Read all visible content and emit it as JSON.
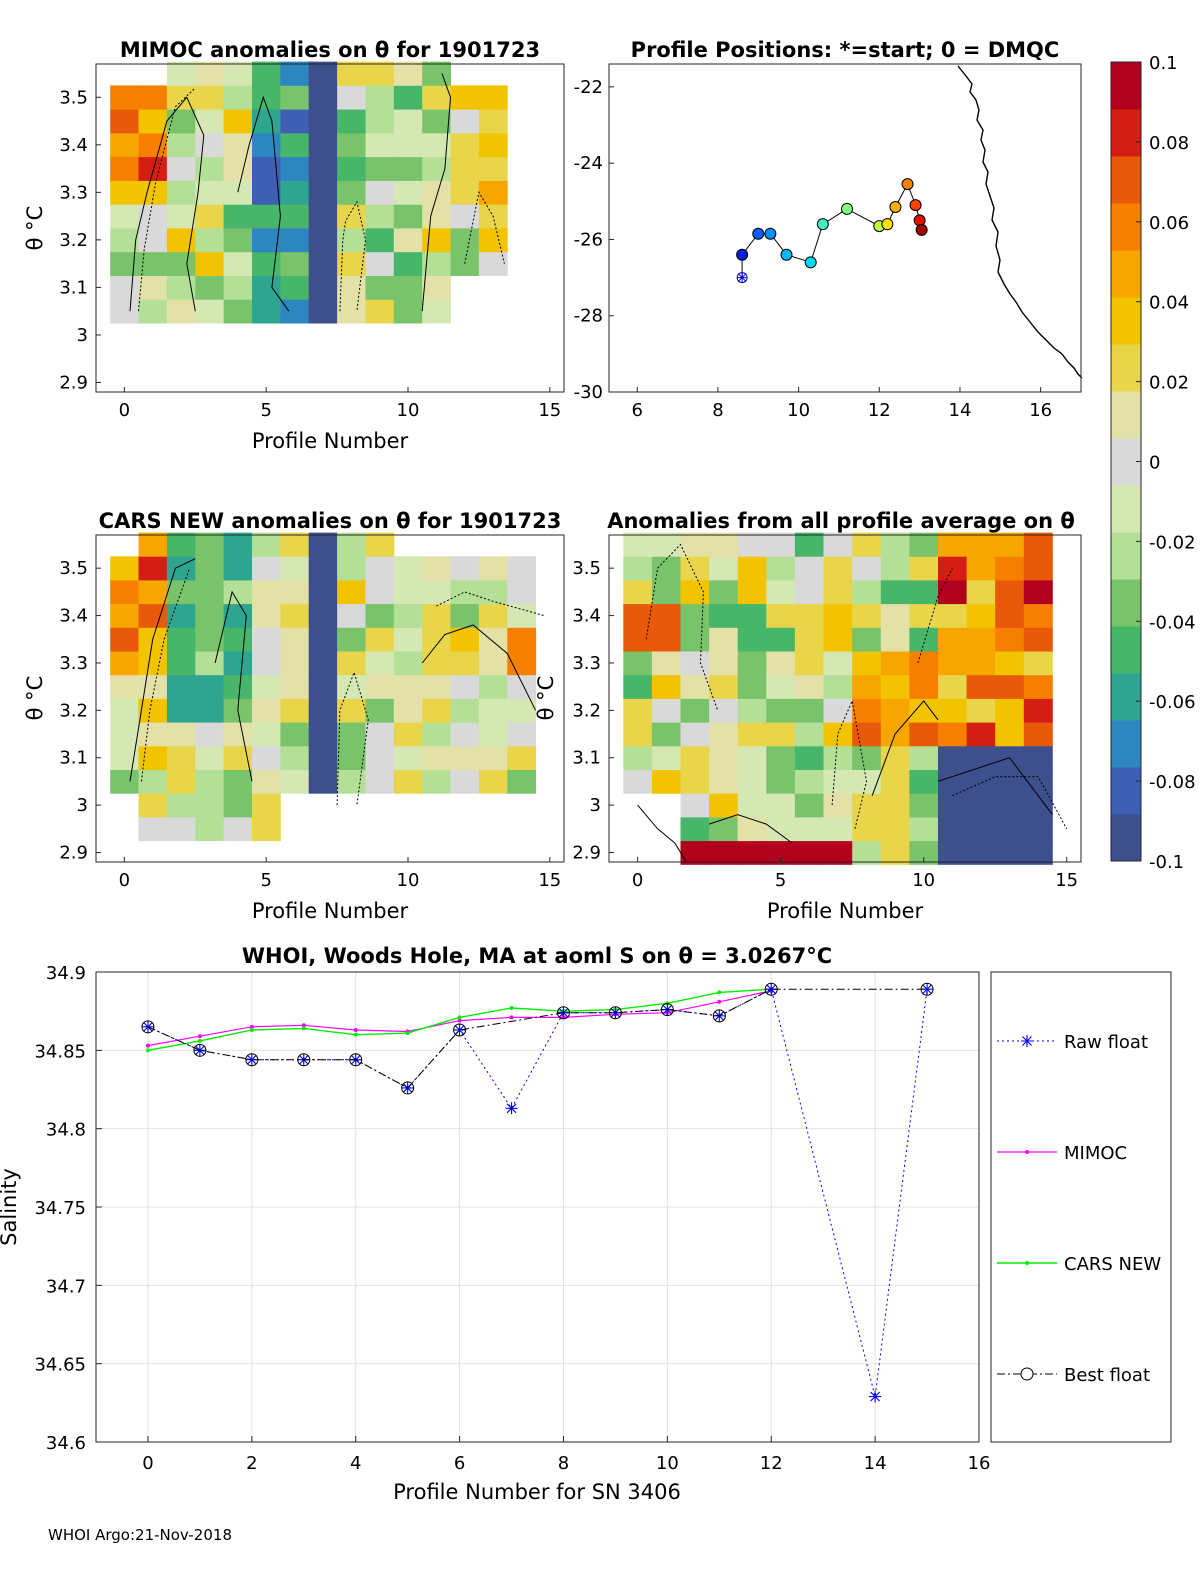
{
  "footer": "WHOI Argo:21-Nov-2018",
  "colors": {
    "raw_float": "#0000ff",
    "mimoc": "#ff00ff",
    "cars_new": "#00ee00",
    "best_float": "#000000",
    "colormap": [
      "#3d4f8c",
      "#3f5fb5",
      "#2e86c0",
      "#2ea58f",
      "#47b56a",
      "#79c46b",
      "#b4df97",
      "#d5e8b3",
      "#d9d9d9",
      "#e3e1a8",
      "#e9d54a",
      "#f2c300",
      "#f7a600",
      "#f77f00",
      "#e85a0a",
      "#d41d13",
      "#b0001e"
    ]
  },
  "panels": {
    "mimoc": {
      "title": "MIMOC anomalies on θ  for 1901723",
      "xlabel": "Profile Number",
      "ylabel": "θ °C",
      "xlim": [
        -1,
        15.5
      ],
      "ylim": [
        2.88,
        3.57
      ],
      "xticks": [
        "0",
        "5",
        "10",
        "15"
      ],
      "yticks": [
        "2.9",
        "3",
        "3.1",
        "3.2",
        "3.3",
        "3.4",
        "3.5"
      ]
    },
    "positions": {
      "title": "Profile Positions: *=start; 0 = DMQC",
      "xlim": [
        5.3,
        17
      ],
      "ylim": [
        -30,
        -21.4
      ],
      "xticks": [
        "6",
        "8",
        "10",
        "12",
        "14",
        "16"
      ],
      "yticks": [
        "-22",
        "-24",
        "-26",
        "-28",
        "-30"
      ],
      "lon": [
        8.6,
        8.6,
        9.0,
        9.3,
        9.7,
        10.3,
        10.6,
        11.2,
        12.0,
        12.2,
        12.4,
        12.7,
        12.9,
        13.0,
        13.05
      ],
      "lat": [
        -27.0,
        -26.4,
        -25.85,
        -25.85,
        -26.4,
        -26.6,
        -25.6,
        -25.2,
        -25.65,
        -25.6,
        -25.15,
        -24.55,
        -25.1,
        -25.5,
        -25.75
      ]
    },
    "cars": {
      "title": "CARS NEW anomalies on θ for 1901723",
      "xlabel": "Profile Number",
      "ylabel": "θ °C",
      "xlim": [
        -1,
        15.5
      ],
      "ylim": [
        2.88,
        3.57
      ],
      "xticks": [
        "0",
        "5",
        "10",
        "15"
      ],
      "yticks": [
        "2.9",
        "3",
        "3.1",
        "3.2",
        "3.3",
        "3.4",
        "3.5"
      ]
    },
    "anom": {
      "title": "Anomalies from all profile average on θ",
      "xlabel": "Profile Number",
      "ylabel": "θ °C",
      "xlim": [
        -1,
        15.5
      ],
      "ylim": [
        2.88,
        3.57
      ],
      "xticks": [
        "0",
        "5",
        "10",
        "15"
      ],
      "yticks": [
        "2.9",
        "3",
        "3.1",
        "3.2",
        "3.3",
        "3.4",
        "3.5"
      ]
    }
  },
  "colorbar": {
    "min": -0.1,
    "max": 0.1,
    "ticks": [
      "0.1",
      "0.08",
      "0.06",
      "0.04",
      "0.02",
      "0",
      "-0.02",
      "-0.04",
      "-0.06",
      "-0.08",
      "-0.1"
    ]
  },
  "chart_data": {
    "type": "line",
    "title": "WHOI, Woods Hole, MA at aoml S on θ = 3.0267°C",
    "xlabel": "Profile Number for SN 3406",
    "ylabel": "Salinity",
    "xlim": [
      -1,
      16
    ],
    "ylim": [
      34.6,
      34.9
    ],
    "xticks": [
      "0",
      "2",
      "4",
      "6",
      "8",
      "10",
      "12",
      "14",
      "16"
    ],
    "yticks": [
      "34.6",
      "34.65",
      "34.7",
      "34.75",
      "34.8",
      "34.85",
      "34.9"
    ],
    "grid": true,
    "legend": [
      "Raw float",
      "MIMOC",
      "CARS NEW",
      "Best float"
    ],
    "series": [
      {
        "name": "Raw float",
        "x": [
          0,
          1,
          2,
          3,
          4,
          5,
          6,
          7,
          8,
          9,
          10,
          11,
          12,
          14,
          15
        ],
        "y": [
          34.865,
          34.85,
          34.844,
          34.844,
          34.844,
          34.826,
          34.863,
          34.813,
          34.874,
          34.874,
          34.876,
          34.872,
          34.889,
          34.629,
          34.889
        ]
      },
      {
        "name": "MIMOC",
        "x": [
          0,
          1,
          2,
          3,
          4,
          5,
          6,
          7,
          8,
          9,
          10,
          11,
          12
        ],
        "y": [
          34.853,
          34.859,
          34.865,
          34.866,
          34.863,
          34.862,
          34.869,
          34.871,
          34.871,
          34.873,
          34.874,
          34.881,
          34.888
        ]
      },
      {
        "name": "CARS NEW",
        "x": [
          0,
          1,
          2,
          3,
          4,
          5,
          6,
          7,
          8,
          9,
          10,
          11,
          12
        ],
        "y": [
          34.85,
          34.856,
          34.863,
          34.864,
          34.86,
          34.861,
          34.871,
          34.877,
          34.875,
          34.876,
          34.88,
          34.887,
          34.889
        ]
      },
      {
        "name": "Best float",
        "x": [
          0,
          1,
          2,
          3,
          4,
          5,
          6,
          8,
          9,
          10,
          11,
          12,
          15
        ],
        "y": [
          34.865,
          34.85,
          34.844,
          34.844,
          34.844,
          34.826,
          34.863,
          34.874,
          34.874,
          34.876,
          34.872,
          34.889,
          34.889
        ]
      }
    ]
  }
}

——————

* **EXERCISE AIM**
Write out all the records again, exactly, minus any pictures.

* **WORKED SOLUTION**
Read all visible content and emit it as JSON.
{
  "footer": "WHOI Argo:21-Nov-2018",
  "colors": {
    "raw_float": "#0000ff",
    "mimoc": "#ff00ff",
    "cars_new": "#00ee00",
    "best_float": "#000000",
    "colormap": [
      "#3d4f8c",
      "#3f5fb5",
      "#2e86c0",
      "#2ea58f",
      "#47b56a",
      "#79c46b",
      "#b4df97",
      "#d5e8b3",
      "#d9d9d9",
      "#e3e1a8",
      "#e9d54a",
      "#f2c300",
      "#f7a600",
      "#f77f00",
      "#e85a0a",
      "#d41d13",
      "#b0001e"
    ]
  },
  "panels": {
    "mimoc": {
      "title": "MIMOC anomalies on θ  for 1901723",
      "xlabel": "Profile Number",
      "ylabel": "θ °C",
      "xlim": [
        -1,
        15.5
      ],
      "ylim": [
        2.88,
        3.57
      ],
      "xticks": [
        "0",
        "5",
        "10",
        "15"
      ],
      "yticks": [
        "2.9",
        "3",
        "3.1",
        "3.2",
        "3.3",
        "3.4",
        "3.5"
      ]
    },
    "positions": {
      "title": "Profile Positions: *=start; 0 = DMQC",
      "xlim": [
        5.3,
        17
      ],
      "ylim": [
        -30,
        -21.4
      ],
      "xticks": [
        "6",
        "8",
        "10",
        "12",
        "14",
        "16"
      ],
      "yticks": [
        "-22",
        "-24",
        "-26",
        "-28",
        "-30"
      ],
      "lon": [
        8.6,
        8.6,
        9.0,
        9.3,
        9.7,
        10.3,
        10.6,
        11.2,
        12.0,
        12.2,
        12.4,
        12.7,
        12.9,
        13.0,
        13.05
      ],
      "lat": [
        -27.0,
        -26.4,
        -25.85,
        -25.85,
        -26.4,
        -26.6,
        -25.6,
        -25.2,
        -25.65,
        -25.6,
        -25.15,
        -24.55,
        -25.1,
        -25.5,
        -25.75
      ]
    },
    "cars": {
      "title": "CARS NEW anomalies on θ for 1901723",
      "xlabel": "Profile Number",
      "ylabel": "θ °C",
      "xlim": [
        -1,
        15.5
      ],
      "ylim": [
        2.88,
        3.57
      ],
      "xticks": [
        "0",
        "5",
        "10",
        "15"
      ],
      "yticks": [
        "2.9",
        "3",
        "3.1",
        "3.2",
        "3.3",
        "3.4",
        "3.5"
      ]
    },
    "anom": {
      "title": "Anomalies from all profile average on θ",
      "xlabel": "Profile Number",
      "ylabel": "θ °C",
      "xlim": [
        -1,
        15.5
      ],
      "ylim": [
        2.88,
        3.57
      ],
      "xticks": [
        "0",
        "5",
        "10",
        "15"
      ],
      "yticks": [
        "2.9",
        "3",
        "3.1",
        "3.2",
        "3.3",
        "3.4",
        "3.5"
      ]
    }
  },
  "colorbar": {
    "min": -0.1,
    "max": 0.1,
    "ticks": [
      "0.1",
      "0.08",
      "0.06",
      "0.04",
      "0.02",
      "0",
      "-0.02",
      "-0.04",
      "-0.06",
      "-0.08",
      "-0.1"
    ]
  },
  "chart_data": {
    "type": "line",
    "title": "WHOI, Woods Hole, MA at aoml S on θ = 3.0267°C",
    "xlabel": "Profile Number for SN 3406",
    "ylabel": "Salinity",
    "xlim": [
      -1,
      16
    ],
    "ylim": [
      34.6,
      34.9
    ],
    "xticks": [
      "0",
      "2",
      "4",
      "6",
      "8",
      "10",
      "12",
      "14",
      "16"
    ],
    "yticks": [
      "34.6",
      "34.65",
      "34.7",
      "34.75",
      "34.8",
      "34.85",
      "34.9"
    ],
    "grid": true,
    "legend": [
      "Raw float",
      "MIMOC",
      "CARS NEW",
      "Best float"
    ],
    "series": [
      {
        "name": "Raw float",
        "x": [
          0,
          1,
          2,
          3,
          4,
          5,
          6,
          7,
          8,
          9,
          10,
          11,
          12,
          14,
          15
        ],
        "y": [
          34.865,
          34.85,
          34.844,
          34.844,
          34.844,
          34.826,
          34.863,
          34.813,
          34.874,
          34.874,
          34.876,
          34.872,
          34.889,
          34.629,
          34.889
        ]
      },
      {
        "name": "MIMOC",
        "x": [
          0,
          1,
          2,
          3,
          4,
          5,
          6,
          7,
          8,
          9,
          10,
          11,
          12
        ],
        "y": [
          34.853,
          34.859,
          34.865,
          34.866,
          34.863,
          34.862,
          34.869,
          34.871,
          34.871,
          34.873,
          34.874,
          34.881,
          34.888
        ]
      },
      {
        "name": "CARS NEW",
        "x": [
          0,
          1,
          2,
          3,
          4,
          5,
          6,
          7,
          8,
          9,
          10,
          11,
          12
        ],
        "y": [
          34.85,
          34.856,
          34.863,
          34.864,
          34.86,
          34.861,
          34.871,
          34.877,
          34.875,
          34.876,
          34.88,
          34.887,
          34.889
        ]
      },
      {
        "name": "Best float",
        "x": [
          0,
          1,
          2,
          3,
          4,
          5,
          6,
          8,
          9,
          10,
          11,
          12,
          15
        ],
        "y": [
          34.865,
          34.85,
          34.844,
          34.844,
          34.844,
          34.826,
          34.863,
          34.874,
          34.874,
          34.876,
          34.872,
          34.889,
          34.889
        ]
      }
    ]
  }
}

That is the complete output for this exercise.